AIM. Write out every single entry exactly.

PROVIDED RECORDS.
◆ ◆ ◆

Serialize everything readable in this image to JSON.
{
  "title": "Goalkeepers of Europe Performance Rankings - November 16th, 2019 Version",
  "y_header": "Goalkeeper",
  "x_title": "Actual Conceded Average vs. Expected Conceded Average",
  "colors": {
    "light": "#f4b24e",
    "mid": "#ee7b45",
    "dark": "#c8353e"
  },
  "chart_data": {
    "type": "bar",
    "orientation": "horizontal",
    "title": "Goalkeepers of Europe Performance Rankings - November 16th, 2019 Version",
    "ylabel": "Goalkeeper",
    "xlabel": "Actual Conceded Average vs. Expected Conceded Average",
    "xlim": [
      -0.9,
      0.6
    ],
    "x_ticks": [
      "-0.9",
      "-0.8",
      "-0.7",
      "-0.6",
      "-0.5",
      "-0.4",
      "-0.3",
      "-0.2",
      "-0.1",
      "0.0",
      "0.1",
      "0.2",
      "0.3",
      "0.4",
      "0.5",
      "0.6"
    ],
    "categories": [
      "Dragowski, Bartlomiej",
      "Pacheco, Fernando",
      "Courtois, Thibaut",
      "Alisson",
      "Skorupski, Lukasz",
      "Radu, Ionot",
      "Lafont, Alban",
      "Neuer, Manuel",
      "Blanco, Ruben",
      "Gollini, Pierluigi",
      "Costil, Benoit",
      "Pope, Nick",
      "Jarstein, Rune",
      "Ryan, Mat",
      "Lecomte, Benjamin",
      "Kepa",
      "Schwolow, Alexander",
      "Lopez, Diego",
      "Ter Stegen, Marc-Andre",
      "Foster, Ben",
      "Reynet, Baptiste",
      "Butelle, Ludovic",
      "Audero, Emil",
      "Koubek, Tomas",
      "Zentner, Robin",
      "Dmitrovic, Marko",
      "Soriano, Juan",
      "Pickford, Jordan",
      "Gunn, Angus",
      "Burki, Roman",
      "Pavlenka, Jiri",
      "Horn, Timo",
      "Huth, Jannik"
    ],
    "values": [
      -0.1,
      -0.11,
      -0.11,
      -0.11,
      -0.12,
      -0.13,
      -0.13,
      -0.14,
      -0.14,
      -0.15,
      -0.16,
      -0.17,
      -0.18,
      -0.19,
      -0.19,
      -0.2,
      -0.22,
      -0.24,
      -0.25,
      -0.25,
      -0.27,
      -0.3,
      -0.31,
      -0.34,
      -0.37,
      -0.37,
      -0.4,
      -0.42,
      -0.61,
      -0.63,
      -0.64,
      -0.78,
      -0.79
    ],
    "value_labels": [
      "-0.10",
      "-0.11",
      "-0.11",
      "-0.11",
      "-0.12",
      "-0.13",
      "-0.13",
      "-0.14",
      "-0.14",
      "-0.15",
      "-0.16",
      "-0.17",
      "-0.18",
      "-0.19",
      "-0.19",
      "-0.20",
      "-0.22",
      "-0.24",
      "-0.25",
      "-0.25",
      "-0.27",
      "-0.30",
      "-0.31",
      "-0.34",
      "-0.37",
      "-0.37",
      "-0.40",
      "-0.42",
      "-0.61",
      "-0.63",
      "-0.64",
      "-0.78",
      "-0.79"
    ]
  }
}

◆ ◆ ◆

RIGHT ANSWER.
Serialize everything readable in this image to JSON.
{
  "title": "Goalkeepers of Europe Performance Rankings - November 16th, 2019 Version",
  "y_header": "Goalkeeper",
  "x_title": "Actual Conceded Average vs. Expected Conceded Average",
  "colors": {
    "light": "#f4b24e",
    "mid": "#ee7b45",
    "dark": "#c8353e"
  },
  "chart_data": {
    "type": "bar",
    "orientation": "horizontal",
    "title": "Goalkeepers of Europe Performance Rankings - November 16th, 2019 Version",
    "ylabel": "Goalkeeper",
    "xlabel": "Actual Conceded Average vs. Expected Conceded Average",
    "xlim": [
      -0.9,
      0.6
    ],
    "x_ticks": [
      "-0.9",
      "-0.8",
      "-0.7",
      "-0.6",
      "-0.5",
      "-0.4",
      "-0.3",
      "-0.2",
      "-0.1",
      "0.0",
      "0.1",
      "0.2",
      "0.3",
      "0.4",
      "0.5",
      "0.6"
    ],
    "categories": [
      "Dragowski, Bartlomiej",
      "Pacheco, Fernando",
      "Courtois, Thibaut",
      "Alisson",
      "Skorupski, Lukasz",
      "Radu, Ionot",
      "Lafont, Alban",
      "Neuer, Manuel",
      "Blanco, Ruben",
      "Gollini, Pierluigi",
      "Costil, Benoit",
      "Pope, Nick",
      "Jarstein, Rune",
      "Ryan, Mat",
      "Lecomte, Benjamin",
      "Kepa",
      "Schwolow, Alexander",
      "Lopez, Diego",
      "Ter Stegen, Marc-Andre",
      "Foster, Ben",
      "Reynet, Baptiste",
      "Butelle, Ludovic",
      "Audero, Emil",
      "Koubek, Tomas",
      "Zentner, Robin",
      "Dmitrovic, Marko",
      "Soriano, Juan",
      "Pickford, Jordan",
      "Gunn, Angus",
      "Burki, Roman",
      "Pavlenka, Jiri",
      "Horn, Timo",
      "Huth, Jannik"
    ],
    "values": [
      -0.1,
      -0.11,
      -0.11,
      -0.11,
      -0.12,
      -0.13,
      -0.13,
      -0.14,
      -0.14,
      -0.15,
      -0.16,
      -0.17,
      -0.18,
      -0.19,
      -0.19,
      -0.2,
      -0.22,
      -0.24,
      -0.25,
      -0.25,
      -0.27,
      -0.3,
      -0.31,
      -0.34,
      -0.37,
      -0.37,
      -0.4,
      -0.42,
      -0.61,
      -0.63,
      -0.64,
      -0.78,
      -0.79
    ],
    "value_labels": [
      "-0.10",
      "-0.11",
      "-0.11",
      "-0.11",
      "-0.12",
      "-0.13",
      "-0.13",
      "-0.14",
      "-0.14",
      "-0.15",
      "-0.16",
      "-0.17",
      "-0.18",
      "-0.19",
      "-0.19",
      "-0.20",
      "-0.22",
      "-0.24",
      "-0.25",
      "-0.25",
      "-0.27",
      "-0.30",
      "-0.31",
      "-0.34",
      "-0.37",
      "-0.37",
      "-0.40",
      "-0.42",
      "-0.61",
      "-0.63",
      "-0.64",
      "-0.78",
      "-0.79"
    ]
  }
}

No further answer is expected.